Continue the RDF Playground setup guide after its last sentence.

* **Document**
######

This project allows web users to write RDF as Turtle, check its syntax, visualize the data as a graph, and use SPARQL, RDFS, OWL, SHACL and ShEx.

The project is intended to provide many functionalities in one system, and is intended to be used for small examples (e.g., for teaching or demos).

You can see a demo here. Note that the demo is not intended to be a production system. If you intend to use RDF Playground regularly (e.g., for a class), we would recommend to install and run it locally in a server you control. There are two options: direct or Docker.

Installation and running (direct)

Ensure you've cloned or downloaded this repository on the machine you want to run RDF Playground. You will need to install and run the back-end (Mimir) and the front-end (Odin) for RDF Playground to run.

Back end (mimir folder)

The backend is written in Kotlin using the Spring Boot framework; dependencies and configurations are done using Maven. The code also has a fork of the (Python) OWL-RL reasoner inside, so you have to create and environment for this code before executing the backend.

######

* **Dataset excerpts**
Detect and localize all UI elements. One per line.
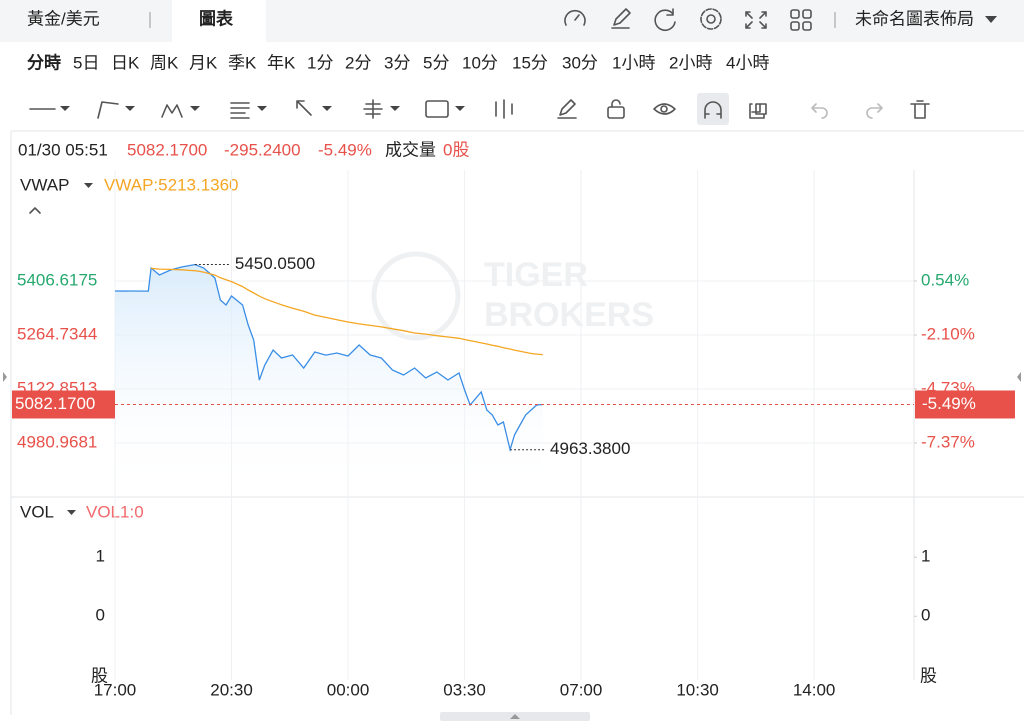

######

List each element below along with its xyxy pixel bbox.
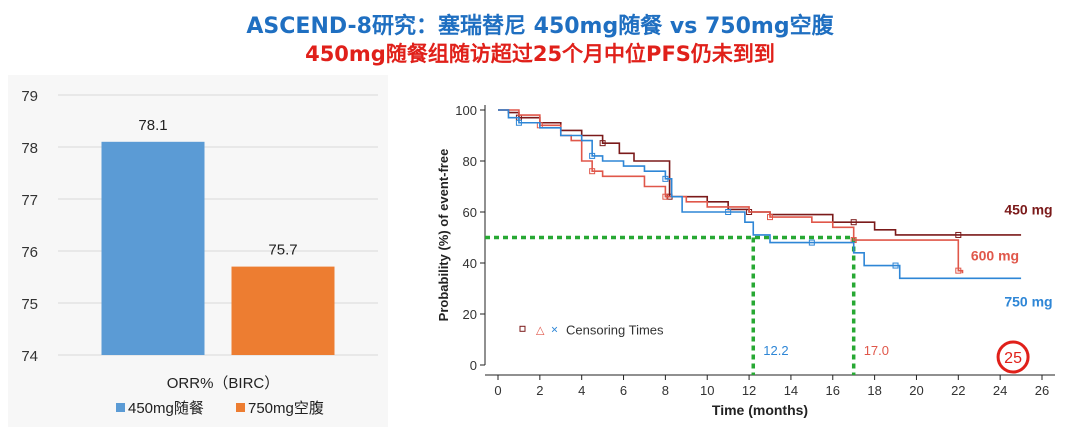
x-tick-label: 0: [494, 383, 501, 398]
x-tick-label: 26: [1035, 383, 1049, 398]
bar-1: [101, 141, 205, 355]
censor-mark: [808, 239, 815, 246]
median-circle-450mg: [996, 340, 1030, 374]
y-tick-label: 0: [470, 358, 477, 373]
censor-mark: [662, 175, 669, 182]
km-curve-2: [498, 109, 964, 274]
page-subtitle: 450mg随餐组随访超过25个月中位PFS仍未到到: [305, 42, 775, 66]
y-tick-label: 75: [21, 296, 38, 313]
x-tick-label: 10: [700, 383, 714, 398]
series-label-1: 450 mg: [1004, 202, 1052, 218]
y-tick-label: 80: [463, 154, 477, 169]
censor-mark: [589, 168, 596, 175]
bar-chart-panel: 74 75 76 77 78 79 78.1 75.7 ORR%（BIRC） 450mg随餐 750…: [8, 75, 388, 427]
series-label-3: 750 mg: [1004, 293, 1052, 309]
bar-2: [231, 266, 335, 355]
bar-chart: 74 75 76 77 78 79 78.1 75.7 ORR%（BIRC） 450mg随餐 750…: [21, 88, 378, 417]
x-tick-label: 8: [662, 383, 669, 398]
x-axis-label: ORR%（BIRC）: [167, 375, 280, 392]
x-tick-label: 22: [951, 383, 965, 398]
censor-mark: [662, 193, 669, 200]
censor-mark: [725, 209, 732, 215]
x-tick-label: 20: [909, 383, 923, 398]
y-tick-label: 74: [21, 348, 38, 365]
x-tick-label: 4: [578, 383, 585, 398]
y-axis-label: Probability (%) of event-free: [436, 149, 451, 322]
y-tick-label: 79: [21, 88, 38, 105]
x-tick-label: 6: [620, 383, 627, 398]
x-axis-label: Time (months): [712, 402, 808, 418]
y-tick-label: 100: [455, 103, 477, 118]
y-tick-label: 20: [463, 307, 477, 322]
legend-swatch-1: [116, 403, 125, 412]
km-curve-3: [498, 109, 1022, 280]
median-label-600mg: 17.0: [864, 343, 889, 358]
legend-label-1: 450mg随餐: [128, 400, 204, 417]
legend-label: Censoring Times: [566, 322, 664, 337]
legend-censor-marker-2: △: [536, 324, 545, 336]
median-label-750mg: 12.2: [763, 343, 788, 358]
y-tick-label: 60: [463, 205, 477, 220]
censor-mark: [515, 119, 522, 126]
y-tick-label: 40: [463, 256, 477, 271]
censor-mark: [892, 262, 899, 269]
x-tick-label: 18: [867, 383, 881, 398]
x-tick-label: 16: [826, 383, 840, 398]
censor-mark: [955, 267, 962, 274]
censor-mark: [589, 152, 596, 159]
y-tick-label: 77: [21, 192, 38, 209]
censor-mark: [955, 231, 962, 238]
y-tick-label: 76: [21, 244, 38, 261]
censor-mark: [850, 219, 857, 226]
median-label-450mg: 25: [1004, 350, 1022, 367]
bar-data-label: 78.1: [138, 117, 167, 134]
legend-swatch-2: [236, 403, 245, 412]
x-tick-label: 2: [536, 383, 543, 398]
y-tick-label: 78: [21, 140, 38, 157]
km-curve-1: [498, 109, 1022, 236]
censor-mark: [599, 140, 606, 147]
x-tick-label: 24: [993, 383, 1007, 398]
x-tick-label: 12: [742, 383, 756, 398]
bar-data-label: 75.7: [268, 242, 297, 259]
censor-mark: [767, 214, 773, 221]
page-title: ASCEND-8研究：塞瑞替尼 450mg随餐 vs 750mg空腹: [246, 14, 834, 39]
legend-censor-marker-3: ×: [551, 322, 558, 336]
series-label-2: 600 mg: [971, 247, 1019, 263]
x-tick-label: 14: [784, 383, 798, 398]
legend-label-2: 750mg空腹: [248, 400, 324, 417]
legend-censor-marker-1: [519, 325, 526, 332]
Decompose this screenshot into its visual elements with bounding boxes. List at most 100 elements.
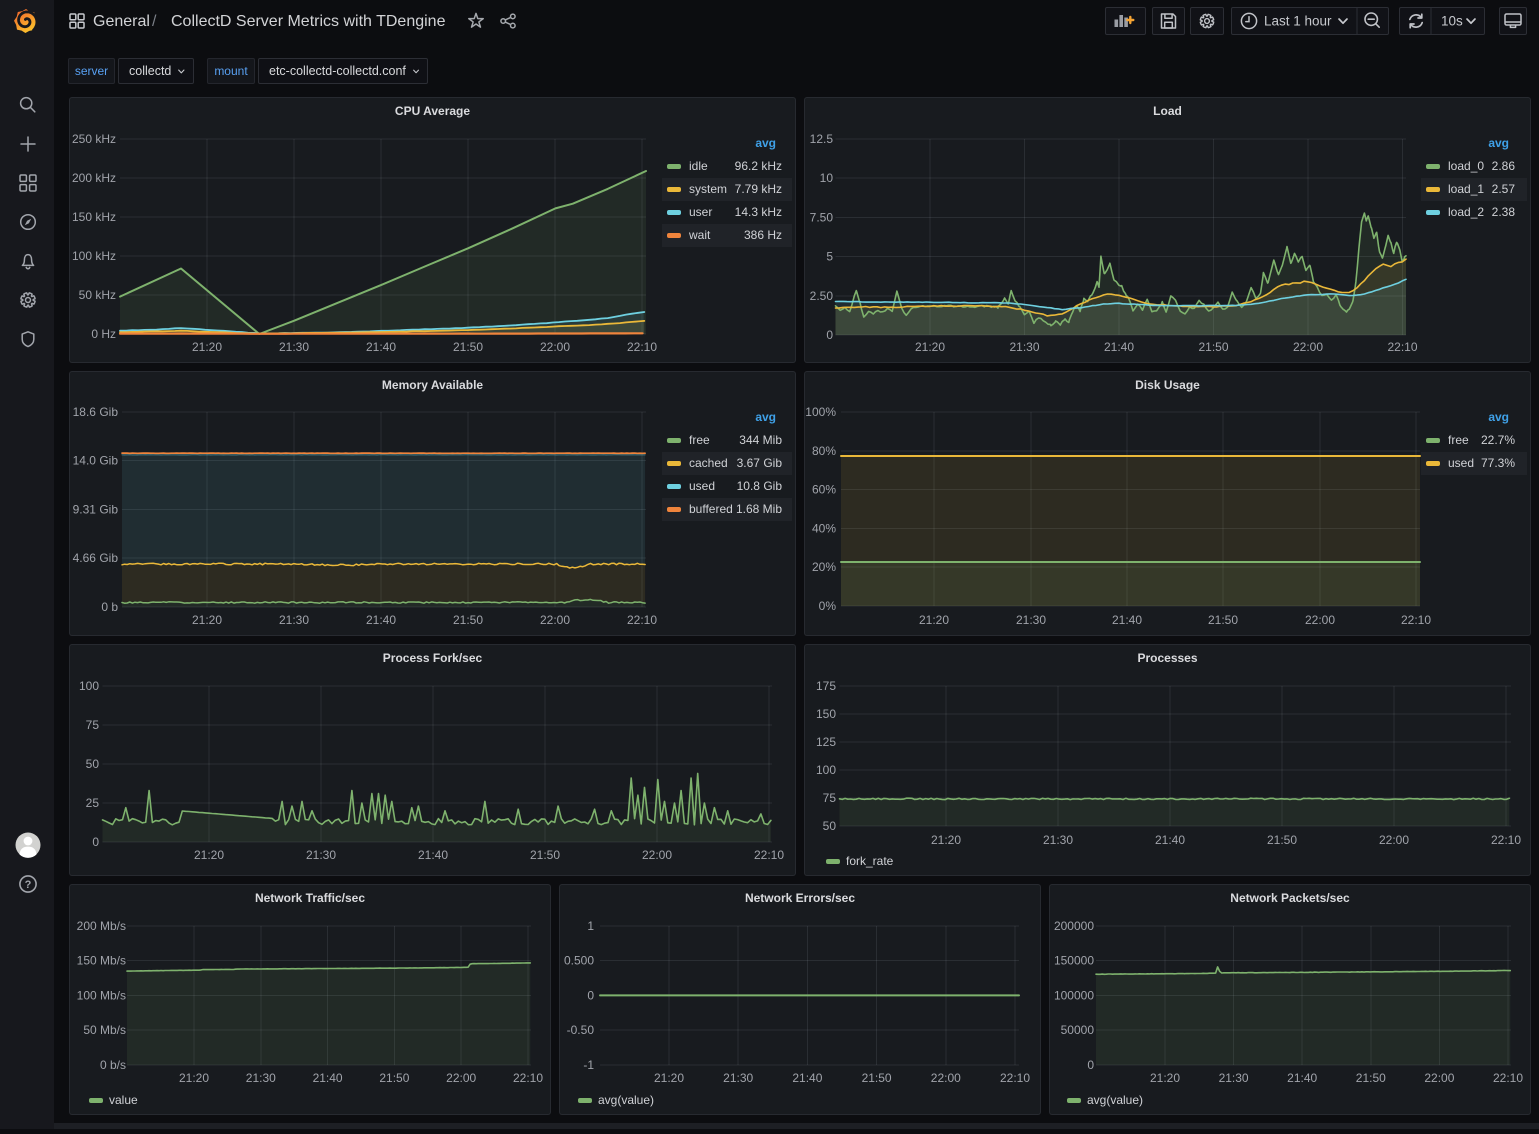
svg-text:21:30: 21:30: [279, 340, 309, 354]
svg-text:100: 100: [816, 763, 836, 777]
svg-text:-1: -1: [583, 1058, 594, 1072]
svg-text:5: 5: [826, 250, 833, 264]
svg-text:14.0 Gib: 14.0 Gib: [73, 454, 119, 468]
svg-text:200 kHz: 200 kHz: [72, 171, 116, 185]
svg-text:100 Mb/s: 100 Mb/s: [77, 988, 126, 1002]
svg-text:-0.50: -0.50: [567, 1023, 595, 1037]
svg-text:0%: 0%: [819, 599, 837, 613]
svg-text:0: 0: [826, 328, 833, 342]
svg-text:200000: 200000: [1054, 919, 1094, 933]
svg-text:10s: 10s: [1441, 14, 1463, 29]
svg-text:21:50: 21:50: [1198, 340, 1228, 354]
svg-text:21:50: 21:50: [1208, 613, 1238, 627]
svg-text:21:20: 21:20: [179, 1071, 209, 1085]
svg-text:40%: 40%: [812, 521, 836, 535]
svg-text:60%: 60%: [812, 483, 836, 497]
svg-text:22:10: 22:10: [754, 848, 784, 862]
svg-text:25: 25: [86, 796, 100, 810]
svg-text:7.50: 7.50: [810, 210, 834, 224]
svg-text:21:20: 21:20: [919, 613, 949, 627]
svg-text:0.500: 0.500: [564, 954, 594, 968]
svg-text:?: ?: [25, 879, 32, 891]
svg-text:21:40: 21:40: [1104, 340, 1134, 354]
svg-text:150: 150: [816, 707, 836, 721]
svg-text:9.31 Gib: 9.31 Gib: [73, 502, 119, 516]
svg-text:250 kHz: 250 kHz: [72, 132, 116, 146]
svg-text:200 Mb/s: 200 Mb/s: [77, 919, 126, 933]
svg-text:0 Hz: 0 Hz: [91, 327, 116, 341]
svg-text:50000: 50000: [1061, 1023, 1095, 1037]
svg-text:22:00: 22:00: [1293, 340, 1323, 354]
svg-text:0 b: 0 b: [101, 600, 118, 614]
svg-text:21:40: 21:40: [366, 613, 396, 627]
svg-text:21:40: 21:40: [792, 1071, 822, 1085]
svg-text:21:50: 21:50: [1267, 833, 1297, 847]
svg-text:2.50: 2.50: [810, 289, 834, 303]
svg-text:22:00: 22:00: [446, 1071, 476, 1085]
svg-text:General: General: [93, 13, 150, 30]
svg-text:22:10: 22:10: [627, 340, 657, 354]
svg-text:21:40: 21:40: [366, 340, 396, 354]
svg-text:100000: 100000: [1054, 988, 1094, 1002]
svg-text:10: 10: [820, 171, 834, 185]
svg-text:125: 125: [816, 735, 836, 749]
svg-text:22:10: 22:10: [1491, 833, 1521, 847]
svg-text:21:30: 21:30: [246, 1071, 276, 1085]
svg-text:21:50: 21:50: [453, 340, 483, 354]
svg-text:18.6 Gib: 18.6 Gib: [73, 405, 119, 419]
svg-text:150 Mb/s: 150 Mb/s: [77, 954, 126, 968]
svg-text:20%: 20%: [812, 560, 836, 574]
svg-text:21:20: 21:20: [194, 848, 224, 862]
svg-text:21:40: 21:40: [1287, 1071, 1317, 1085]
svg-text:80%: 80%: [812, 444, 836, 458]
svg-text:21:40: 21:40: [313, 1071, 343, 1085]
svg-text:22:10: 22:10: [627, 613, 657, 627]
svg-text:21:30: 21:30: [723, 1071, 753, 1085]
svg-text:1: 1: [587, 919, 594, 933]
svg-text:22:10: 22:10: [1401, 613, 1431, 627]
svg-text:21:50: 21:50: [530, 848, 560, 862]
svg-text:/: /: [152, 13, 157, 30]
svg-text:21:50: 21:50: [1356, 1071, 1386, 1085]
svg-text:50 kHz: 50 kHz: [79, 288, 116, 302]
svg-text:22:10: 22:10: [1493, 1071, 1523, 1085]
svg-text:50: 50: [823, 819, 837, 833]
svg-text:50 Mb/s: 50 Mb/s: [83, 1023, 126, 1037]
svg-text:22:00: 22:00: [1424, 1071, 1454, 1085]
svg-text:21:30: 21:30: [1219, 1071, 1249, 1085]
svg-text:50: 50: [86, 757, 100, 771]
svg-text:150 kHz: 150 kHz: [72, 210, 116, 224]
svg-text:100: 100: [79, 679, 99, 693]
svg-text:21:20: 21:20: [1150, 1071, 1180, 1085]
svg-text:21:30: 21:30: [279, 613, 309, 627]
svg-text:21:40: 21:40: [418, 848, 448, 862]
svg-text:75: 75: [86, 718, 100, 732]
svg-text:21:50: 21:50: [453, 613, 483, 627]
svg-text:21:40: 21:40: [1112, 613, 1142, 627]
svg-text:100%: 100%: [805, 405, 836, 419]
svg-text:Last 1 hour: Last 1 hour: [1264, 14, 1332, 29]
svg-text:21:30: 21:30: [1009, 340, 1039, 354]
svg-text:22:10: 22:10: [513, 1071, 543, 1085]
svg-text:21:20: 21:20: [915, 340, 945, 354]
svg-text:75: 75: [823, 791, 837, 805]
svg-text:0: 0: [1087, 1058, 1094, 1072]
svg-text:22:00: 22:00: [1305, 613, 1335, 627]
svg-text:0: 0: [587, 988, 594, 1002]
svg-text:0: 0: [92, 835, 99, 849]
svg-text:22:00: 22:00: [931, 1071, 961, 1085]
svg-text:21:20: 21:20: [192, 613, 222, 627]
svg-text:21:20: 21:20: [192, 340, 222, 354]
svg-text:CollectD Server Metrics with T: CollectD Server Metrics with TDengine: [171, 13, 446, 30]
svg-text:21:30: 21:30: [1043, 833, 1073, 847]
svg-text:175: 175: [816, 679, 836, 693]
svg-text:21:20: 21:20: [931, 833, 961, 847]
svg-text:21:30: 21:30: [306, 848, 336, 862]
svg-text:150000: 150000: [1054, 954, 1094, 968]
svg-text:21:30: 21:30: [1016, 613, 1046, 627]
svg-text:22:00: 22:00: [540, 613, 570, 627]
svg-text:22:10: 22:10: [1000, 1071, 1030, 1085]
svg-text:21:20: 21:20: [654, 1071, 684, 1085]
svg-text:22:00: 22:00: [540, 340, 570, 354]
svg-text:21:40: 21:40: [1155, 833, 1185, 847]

######

* **Answer**
⚠ For this to work you should use Python 3.5+ and Pip

Go to src/main/reasoner/owlrl and create a virtualenv (we use venv) according to venv documentation and install BastyZ/OWL-RL:

# Create venv environment
python3 -m venv venv

# Activate
source venv/bin/activate

# Install BastyZ/OWL-RL on the current environment
python setup.py install

Then, having maven installed, you go to mimir/ directory where pom.xml is and write in your terminal:

# install dependencies
mvn install

And you can run it with:

# Activate venv before running SpringBoot
source src/main/reasoner/owlrl/venv/bin/activate

mvn spring-boot:run

Front end (odin folder)

The frontend is written in Javascript + HTML using Vuetify framework and nodejs 13; having that and npm installed you can go to the odin/ directory and write:

# install dependencies
npm install

And you can run it with:

# run for development
npm run-script serve

# create a production build
npm run-script build

This last command produces a production-ready bundle in the dist/ directory, see https://cli.vuejs.org/guide/cli-service.html#vue-cli-service-build for more information.

For more information on the serve command see https://cli.vuejs.org/guide/cli-service.html#vue-cli-service-serve.

Configuration

For configurations on the backend and frontend see their respective README files.

Installation and running (Docker)

Ensure you've cloned or downloaded this repository on the machine you want to run RDF Playground.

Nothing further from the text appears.